**Document extract:**
You are viewing a plain text version of this content. The canonical link for it is here.
Posted to users@pdfbox.apache.org by varun bhansaly <vb...@gmail.com> on 2011/03/15 08:13:53 UTC

Unable to convert valid pdf to html

Hi,
Encountered an exception while converting a pdf to HTML/ text using
pdfbox-app-1.5.0.
The file in this case is "team21_devel.pdf", please note this is a valid PDF
as it gets opened in adobe reader.

I have used the command line utility as
java -jar pdfbox-app-1.5.0.jar ExtractText -html team21_devel.pdf
The Exception :
ExtractText failed with the following exception:
java.io.IOException: Expected='null' actual='nullnullnull'
    at
org.apache.pdfbox.pdfparser.BaseParser.parseDirObject(BaseParser.java:1025)
    at
org.apache.pdfbox.pdfparser.BaseParser.parseCOSArray(BaseParser.java:802)
    at
org.apache.pdfbox.pdfparser.BaseParser.parseDirObject(BaseParser.java:1011)
    at
org.apache.pdfbox.pdfparser.BaseParser.parseCOSDictionaryValue(BaseParser.java:179)
    at
org.apache.pdfbox.pdfparser.BaseParser.parseCOSDictionary(BaseParser.java:292)
    at
org.apache.pdfbox.pdfparser.BaseParser.parseDirObject(BaseParser.java:1000)
    at org.apache.pdfbox.pdfparser.PDFParser.parseObject(PDFParser.java:533)
    at org.apache.pdfbox.pdfparser.PDFParser.parse(PDFParser.java:180)
    at org.apache.pdfbox.pdmodel.PDDocument.load(PDDocument.java:881)
    at org.apache.pdfbox.pdmodel.PDDocument.load(PDDocument.java:846)
    at org.apache.pdfbox.pdmodel.PDDocument.load(PDDocument.java:771)
    at org.apache.pdfbox.ExtractText.main(ExtractText.java:179)
    at org.apache.pdfbox.PDFBox.main(PDFBox.java:42)

Do let me know if any other information is required.
If someone has a solution, then do share.

-- 
Regards,
Varun Bhansaly

Re: Unable to convert valid pdf to html

Posted by varun bhansaly <vb...@gmail.com>.
Hi Thomas,
It opens fine with acrobat X on Win7 X86_64, acrobat 9 on ubuntu X86_64,
evince on ubuntu X86_64.

I was actually more surprised by the trace error message "java.io.IOException:
Expected='null' actual='nullnullnull'".
Anyways, thanks for looking into it.

On Wed, Mar 16, 2011 at 1:10 PM, Thomas Fischer <fi...@aon.at> wrote:

> Hi Varun,
>
> whatever it is, there is something wrong with this file.

**Written problem A:** Please translate this sentence from the PDFBox forum thread into French: "Do let me know if any other information is required."
**Written problem B:** Carry on the PDFBox forum thread from the point where it stops.

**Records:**

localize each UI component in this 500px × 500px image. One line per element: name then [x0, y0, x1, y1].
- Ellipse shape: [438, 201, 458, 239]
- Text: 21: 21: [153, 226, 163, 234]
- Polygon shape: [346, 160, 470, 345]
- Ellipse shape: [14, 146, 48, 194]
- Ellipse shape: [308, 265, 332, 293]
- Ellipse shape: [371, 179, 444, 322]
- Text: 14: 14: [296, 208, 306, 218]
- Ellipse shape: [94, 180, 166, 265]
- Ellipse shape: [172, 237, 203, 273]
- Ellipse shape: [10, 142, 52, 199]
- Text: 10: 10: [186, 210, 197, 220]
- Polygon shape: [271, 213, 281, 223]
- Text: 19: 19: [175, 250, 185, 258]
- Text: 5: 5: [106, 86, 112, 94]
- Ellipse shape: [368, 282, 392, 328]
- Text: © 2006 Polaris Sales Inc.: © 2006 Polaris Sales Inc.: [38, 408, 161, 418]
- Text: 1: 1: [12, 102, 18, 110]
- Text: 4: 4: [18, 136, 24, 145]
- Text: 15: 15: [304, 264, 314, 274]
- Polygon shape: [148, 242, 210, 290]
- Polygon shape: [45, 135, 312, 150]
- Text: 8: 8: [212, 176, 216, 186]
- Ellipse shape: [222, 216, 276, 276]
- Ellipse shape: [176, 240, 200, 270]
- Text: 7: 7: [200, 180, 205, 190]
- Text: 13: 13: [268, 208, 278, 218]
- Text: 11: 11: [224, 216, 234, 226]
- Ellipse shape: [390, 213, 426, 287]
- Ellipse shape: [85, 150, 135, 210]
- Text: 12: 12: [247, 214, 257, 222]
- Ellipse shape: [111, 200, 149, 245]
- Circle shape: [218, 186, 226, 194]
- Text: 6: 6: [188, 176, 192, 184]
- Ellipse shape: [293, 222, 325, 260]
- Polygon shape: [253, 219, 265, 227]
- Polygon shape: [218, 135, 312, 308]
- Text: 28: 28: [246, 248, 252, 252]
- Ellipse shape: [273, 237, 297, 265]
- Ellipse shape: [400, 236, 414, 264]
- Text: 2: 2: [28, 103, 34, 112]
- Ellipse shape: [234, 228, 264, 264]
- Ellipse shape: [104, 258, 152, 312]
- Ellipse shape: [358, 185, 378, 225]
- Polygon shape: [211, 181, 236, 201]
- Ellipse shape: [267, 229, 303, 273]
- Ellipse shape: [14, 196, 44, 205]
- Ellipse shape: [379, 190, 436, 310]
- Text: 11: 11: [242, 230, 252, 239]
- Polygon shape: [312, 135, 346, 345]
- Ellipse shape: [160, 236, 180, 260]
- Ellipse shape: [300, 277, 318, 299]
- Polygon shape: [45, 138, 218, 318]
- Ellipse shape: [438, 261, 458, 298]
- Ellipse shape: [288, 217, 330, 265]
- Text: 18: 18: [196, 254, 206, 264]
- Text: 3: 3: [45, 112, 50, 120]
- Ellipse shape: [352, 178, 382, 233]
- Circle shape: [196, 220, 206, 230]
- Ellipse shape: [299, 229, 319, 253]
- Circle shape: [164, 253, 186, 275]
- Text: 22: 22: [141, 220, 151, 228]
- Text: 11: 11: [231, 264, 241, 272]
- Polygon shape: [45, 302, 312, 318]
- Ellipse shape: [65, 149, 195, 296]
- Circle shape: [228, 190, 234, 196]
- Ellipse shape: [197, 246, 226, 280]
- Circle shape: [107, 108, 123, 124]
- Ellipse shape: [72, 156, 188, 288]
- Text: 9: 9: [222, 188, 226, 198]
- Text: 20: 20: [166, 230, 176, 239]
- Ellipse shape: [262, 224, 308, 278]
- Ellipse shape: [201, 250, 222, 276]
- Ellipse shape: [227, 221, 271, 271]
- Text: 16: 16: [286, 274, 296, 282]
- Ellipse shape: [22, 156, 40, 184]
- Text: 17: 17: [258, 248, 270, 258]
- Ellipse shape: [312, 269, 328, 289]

**Final result A:** N'hésitez pas à me faire savoir si d'autres informations sont nécessaires.

**Final result B:**
> On my Mac, Acrobat Reader 6, Preview and Skim can't open the file, and
> Acrobat Reader 9 starts with the message
> "The document is damaged but will be repaired." (translated from German)
> JHOVE claims it is well-formed and valid.
> But anyway, I think the (long term) goal is that PDFBox should be able to
> read everything that Acrobat Reader can read (not only display).
>
> Best
> Thomas
>
> Am 16.03.2011 um 02:31 schrieb varun bhansaly:
>
> > Hi Thomas,
> > Thanks for the reply, have created a JIRA issue
> > https://issues.apache.org/jira/browse/PDFBOX-982
> >
> > On Wed, Mar 16, 2011 at 3:38 AM, Thomas Fischer <fi...@aon.at>
> wrote:
> >
> >> Hello Varun,
> >>
> >> I can't tell you much about the error, just want to note that
> >>
> >>> The file in this case is "team21_devel.pdf", please note this is a
> valid
> >> PDF
> >>> as it gets opened in adobe reader.
> >>
> >> definitely doesn't guarantee that this is a valid PDF file (as in
> >> "conforming to given standards").
> >> Since it is hard to know what is going on without the file, and this
> >> mailing list doesn't accept attachments, you could either provide a URL
> for
> >> the file or create an issue at PDFbox's Jira:
> >> https://issues.apache.org/jira/browse/
> >>
> >> Regards
> >> Thomas
> >>
> >>
> >>
> >
> >
> > --
> > Regards,
> > Varun Bhansaly
>
> Mit freundlichen Grüßen
> Thomas Fischer
>
>
>


-- 
Regards,
Varun Bhansaly

Re: Unable to convert valid pdf to html

Posted by Thomas Fischer <fi...@aon.at>.
Hi Varun,

whatever it is, there is something wrong with this file.
On my Mac, Acrobat Reader 6, Preview and Skim can't open the file, and Acrobat Reader 9 starts with the message
"The document is damaged but will be repaired." (translated from German)
JHOVE claims it is well-formed and valid.
But anyway, I think the (long term) goal is that PDFBox should be able to read everything that Acrobat Reader can read (not only display).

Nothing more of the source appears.